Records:
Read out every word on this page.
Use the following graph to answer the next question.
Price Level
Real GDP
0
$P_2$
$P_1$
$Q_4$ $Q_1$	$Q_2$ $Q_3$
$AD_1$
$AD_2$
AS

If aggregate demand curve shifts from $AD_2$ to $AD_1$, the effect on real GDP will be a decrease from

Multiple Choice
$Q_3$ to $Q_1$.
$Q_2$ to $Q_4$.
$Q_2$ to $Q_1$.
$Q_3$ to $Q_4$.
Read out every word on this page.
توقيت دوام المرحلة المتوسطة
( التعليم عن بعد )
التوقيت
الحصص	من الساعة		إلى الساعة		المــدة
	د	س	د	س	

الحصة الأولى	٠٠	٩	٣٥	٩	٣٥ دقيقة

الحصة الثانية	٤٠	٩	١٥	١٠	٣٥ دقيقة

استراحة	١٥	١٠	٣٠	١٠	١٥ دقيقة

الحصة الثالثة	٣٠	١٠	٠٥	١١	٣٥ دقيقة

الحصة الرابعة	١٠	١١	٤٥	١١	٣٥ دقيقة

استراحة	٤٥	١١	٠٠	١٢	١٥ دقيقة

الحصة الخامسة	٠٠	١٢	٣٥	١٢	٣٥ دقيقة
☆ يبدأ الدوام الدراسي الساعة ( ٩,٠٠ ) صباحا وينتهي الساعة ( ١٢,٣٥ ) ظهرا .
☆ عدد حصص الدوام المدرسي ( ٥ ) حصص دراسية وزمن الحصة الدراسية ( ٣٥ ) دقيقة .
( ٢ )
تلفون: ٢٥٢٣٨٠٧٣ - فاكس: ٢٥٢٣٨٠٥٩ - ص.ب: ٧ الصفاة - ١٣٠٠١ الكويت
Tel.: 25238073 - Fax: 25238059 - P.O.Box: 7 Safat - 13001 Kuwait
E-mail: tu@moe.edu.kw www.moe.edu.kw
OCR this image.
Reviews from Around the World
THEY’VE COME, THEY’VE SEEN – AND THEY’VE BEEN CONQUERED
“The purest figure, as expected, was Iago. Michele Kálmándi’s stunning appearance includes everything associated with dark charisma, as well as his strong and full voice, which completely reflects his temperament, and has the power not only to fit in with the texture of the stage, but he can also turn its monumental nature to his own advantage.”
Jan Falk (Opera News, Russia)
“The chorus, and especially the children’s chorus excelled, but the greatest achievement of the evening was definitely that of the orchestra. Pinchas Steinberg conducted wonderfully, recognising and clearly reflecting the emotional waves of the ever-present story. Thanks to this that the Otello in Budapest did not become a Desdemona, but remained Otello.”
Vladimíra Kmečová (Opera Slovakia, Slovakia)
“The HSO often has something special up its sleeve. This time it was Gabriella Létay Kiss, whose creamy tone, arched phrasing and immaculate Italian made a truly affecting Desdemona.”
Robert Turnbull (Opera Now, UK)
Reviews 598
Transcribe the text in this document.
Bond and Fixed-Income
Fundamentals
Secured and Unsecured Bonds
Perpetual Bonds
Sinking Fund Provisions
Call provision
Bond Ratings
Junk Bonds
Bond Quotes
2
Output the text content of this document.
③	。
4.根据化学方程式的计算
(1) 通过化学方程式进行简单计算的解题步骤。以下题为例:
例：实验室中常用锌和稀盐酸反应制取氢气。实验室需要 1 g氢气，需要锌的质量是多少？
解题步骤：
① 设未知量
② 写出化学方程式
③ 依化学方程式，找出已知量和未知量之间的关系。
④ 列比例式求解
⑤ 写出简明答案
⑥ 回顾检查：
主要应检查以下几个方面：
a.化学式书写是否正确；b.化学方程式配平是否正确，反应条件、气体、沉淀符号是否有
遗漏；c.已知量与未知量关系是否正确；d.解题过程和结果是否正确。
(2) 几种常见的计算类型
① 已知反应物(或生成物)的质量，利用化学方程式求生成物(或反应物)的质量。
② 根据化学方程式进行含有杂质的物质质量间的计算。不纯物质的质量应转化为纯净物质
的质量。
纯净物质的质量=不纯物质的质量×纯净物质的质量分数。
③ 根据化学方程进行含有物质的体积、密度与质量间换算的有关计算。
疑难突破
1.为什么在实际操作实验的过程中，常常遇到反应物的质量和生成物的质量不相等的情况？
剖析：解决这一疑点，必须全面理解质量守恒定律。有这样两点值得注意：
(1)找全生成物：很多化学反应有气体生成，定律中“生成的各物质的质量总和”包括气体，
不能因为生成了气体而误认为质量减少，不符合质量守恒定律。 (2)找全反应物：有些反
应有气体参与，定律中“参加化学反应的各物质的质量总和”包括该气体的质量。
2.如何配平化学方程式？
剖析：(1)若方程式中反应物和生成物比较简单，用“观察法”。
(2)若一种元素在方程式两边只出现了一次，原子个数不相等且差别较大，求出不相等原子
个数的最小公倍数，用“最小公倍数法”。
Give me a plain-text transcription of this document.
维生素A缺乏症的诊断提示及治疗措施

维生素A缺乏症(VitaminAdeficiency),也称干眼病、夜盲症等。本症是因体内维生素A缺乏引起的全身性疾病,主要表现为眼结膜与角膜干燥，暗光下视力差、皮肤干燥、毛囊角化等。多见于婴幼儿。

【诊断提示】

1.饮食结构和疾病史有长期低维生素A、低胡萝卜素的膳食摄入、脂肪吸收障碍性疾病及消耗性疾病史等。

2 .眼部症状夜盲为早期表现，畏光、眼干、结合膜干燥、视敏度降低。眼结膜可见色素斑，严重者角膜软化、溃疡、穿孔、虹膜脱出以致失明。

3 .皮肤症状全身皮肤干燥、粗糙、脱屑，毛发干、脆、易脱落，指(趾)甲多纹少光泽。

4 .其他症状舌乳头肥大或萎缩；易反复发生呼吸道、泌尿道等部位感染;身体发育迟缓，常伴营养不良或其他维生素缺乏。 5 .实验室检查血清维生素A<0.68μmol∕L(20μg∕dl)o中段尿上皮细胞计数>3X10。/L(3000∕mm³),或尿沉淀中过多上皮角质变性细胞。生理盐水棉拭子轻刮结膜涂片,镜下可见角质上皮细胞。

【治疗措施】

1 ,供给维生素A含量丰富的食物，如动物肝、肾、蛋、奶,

(Exercise description): State the number of lines in the preceding entries that include the word "الدوام". Provide nothing else.

(The reply): 2